§ Items from a dataset
──────────────────────────────

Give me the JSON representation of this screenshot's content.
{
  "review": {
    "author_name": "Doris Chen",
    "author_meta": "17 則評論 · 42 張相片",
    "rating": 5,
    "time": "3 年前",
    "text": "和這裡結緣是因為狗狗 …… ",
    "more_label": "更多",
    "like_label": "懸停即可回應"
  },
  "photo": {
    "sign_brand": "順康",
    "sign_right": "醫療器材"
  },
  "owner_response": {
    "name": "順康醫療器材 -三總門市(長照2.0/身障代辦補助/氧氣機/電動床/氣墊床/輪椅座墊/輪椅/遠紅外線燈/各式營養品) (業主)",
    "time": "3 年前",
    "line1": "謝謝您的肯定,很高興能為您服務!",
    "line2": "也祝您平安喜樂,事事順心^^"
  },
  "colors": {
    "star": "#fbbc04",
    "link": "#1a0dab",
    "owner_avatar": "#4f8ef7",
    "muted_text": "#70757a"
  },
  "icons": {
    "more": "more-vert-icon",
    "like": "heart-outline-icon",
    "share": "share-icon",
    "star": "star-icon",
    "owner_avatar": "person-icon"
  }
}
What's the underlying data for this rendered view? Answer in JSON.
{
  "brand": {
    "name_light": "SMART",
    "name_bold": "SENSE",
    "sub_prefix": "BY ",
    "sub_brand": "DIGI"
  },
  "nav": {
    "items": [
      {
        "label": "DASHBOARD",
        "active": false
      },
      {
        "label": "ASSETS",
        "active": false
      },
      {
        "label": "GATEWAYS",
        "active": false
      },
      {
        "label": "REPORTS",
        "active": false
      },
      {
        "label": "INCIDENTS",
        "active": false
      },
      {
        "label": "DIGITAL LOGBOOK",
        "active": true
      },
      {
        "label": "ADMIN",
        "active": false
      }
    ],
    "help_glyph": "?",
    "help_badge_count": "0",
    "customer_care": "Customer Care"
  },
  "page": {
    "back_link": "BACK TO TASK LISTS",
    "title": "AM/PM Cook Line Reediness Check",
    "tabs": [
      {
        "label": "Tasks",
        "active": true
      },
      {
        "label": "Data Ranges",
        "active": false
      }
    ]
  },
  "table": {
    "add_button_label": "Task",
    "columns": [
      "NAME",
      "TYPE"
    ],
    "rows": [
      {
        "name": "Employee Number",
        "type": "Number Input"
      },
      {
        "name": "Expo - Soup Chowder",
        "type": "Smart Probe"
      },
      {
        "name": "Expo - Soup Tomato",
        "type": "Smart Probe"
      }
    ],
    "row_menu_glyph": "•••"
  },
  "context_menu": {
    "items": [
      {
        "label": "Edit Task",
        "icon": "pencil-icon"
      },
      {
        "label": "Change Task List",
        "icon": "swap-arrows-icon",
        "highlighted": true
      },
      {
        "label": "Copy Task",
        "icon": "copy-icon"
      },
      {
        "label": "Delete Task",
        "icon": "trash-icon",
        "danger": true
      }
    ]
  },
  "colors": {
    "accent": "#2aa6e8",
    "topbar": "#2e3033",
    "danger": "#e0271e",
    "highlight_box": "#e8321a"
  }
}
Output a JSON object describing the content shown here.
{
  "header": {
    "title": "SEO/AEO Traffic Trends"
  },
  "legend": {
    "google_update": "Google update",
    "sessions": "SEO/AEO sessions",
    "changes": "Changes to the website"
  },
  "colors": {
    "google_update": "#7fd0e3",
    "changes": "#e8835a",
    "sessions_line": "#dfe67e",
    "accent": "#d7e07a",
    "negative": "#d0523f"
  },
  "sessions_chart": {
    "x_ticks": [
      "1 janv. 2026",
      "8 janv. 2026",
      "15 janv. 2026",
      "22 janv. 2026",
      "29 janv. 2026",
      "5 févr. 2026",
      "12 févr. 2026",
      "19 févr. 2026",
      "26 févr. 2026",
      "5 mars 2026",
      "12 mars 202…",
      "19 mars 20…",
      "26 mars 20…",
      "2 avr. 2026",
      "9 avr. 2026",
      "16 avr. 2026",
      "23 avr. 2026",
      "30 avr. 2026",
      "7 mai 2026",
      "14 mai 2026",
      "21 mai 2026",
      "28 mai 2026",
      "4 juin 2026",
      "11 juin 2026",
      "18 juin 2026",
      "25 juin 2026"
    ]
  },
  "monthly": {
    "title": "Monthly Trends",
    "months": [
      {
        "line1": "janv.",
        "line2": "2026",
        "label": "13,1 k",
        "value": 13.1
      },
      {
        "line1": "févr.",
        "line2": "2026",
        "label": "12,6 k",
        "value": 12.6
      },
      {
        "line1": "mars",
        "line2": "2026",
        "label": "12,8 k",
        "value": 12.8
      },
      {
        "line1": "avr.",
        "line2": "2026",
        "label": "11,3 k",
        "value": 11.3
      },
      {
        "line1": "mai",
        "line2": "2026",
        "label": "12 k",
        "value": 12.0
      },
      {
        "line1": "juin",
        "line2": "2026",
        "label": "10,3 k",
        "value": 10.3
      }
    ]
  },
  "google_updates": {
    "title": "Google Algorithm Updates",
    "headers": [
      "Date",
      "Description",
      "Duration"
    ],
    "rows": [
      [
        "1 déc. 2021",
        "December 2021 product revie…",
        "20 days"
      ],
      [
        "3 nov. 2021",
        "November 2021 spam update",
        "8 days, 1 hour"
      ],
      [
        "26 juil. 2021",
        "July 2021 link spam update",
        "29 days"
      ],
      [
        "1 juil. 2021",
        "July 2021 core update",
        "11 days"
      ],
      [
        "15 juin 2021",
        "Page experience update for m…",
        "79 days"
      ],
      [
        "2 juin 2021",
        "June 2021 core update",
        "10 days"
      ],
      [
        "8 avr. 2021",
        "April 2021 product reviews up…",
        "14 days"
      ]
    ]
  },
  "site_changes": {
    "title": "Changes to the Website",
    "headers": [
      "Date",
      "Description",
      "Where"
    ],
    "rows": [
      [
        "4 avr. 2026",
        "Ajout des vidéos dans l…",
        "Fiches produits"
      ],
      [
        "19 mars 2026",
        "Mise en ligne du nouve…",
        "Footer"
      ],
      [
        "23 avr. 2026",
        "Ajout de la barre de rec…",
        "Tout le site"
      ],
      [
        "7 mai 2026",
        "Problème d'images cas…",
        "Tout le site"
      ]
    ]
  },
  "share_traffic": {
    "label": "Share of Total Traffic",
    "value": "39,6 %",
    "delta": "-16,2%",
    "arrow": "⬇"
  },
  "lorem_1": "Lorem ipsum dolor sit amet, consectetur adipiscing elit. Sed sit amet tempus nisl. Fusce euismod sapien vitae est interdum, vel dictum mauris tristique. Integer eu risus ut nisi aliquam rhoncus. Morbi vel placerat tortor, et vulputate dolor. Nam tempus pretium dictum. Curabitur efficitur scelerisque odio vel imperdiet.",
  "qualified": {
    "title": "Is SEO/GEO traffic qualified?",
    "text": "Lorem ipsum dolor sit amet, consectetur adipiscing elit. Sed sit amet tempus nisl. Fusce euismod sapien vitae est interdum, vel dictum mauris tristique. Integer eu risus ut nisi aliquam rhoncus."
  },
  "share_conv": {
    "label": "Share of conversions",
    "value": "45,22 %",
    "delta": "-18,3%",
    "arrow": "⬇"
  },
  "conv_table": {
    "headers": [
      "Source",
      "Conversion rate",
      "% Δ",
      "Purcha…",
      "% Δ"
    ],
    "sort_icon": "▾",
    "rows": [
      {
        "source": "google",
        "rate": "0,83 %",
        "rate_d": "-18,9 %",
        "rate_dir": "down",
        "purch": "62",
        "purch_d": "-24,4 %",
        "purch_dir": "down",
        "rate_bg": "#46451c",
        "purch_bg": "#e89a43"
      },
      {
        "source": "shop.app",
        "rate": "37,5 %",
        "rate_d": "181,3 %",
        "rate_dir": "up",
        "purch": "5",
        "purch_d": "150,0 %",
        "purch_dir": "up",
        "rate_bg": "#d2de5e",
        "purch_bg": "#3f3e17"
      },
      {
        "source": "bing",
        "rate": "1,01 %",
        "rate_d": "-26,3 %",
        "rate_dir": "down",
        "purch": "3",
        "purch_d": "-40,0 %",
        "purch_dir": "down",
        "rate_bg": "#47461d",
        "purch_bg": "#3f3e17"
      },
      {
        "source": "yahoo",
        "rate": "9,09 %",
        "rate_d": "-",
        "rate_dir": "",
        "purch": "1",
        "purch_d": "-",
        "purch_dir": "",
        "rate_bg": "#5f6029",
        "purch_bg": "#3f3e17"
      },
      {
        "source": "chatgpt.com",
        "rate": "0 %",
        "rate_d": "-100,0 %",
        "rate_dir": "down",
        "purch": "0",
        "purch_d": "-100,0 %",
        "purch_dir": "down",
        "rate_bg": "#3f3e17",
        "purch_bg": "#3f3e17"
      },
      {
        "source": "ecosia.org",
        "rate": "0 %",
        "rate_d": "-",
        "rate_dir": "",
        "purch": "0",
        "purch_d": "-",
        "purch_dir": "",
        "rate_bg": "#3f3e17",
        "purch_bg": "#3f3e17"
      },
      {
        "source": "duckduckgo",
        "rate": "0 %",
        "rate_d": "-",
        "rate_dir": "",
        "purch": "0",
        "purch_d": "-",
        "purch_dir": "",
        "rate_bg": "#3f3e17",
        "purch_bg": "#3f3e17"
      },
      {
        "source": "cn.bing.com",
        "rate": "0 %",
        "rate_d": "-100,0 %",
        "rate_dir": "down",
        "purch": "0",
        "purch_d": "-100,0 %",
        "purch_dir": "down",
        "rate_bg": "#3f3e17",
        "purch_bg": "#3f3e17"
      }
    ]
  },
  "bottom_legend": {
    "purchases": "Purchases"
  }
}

──────────────────────────────

§ SET EXERCISE
Copy out each line of the records where the string "product" appears.

§ CORRECT RESULT
        "December 2021 product revie…",
        "April 2021 product reviews up…",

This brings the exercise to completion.